▸ AUFGABENSTELLUNG
Nennen Sie alle Schimpfnamen, die sich die Skulptur „Die Liegende mit Frucht“ laut dem Textauszug über Bamberger Kunstwerke gefallen lassen musste.

▸ TEXTAUSZUG

Warum aber sollte es dem "Apoll" besser als der "Botera" gehen? Als "Blunzn", "fetta Sulln" und "Riesendame" musste sich "Die Liegende mit Frucht" beschimpfen lassen, die sich den ersten Platz in Bambergs Skulpturenweg sicherte. Ins Herz schlossen die Franken das Werk des kolumbianischen Bildhauers Fernando Botero erst nach einem unfreiwilligen Bad in der Regnitz: 2005 sollte die Liegende zur Eröffnung der Antiquitätenwochen am Alten Rathaus auf schwimmenden Pontons zu sehen sein, was mit dem Sturz ins Wasser und Beinahe-Untergang der teueren Skulptur endete.


In den Schlagzeilen

Immerhin bescherte die Kunsthavarie der Domstadt bundesweite Schlagzeilen. Ähnlich wie der Röhrenbrunnen vor St. Martin, der aber nach nur einem Jahr für immer in der Versenkung verschwand. 1977 war er - umringt von zahllosen Schaulustigen - in Betrieb genommen worden. Die Menschen hielten in der neuen Fußgängerzone den Atem an: Allerdings entrann den mattglänzenden Röhren statt der erwarteten Fontäne nur ein dürftiger Wasserstrahl, wie landauf und landab zu lesen war.

▸ DATENSÄTZE

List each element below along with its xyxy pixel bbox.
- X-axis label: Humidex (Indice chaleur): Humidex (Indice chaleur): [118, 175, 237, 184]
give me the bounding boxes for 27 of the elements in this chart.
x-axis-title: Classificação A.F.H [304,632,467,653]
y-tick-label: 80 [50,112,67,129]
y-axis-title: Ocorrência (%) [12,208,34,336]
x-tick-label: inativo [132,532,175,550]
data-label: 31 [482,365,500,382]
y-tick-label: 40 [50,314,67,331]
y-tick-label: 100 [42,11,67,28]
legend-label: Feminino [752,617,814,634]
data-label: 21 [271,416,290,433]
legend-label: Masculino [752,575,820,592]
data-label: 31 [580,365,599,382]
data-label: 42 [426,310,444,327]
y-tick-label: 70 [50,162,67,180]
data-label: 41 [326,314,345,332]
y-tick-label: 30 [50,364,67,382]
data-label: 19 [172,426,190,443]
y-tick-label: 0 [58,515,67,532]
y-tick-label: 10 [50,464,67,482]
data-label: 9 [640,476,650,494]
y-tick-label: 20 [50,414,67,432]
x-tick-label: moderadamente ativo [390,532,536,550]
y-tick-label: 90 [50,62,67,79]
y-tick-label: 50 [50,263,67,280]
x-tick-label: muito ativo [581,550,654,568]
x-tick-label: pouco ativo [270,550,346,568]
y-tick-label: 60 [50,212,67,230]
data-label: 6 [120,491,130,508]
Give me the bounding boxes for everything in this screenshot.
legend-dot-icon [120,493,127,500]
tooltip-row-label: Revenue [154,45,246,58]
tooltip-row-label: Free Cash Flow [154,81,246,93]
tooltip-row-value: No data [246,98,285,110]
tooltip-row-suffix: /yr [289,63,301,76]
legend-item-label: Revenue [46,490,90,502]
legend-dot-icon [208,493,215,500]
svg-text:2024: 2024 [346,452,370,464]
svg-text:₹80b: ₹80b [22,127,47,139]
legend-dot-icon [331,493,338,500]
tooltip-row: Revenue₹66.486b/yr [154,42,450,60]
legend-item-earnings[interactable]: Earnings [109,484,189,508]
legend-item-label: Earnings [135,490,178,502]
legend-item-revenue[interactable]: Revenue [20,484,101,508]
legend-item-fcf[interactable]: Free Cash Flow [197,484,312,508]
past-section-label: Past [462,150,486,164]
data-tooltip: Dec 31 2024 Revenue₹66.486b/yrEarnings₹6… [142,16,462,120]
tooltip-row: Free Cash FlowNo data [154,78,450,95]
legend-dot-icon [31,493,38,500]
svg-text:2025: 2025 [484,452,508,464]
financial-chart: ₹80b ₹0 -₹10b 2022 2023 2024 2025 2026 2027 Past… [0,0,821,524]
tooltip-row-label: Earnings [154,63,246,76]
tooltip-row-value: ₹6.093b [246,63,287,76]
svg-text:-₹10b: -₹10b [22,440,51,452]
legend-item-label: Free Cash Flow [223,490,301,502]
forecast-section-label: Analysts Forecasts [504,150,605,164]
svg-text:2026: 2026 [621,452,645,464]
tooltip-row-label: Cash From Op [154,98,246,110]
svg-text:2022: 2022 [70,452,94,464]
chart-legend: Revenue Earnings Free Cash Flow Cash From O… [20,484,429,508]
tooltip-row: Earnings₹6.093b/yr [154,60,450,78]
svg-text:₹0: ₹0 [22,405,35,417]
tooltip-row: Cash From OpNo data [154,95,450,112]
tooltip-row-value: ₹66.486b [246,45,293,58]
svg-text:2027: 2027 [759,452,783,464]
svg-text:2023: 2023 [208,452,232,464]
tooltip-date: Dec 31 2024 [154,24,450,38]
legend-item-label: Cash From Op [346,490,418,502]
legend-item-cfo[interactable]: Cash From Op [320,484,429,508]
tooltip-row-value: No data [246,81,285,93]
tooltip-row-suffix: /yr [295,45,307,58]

▸ ERWARTETE ANTWORT
„Blunzn“, „fetta Sulln“, „Riesendame“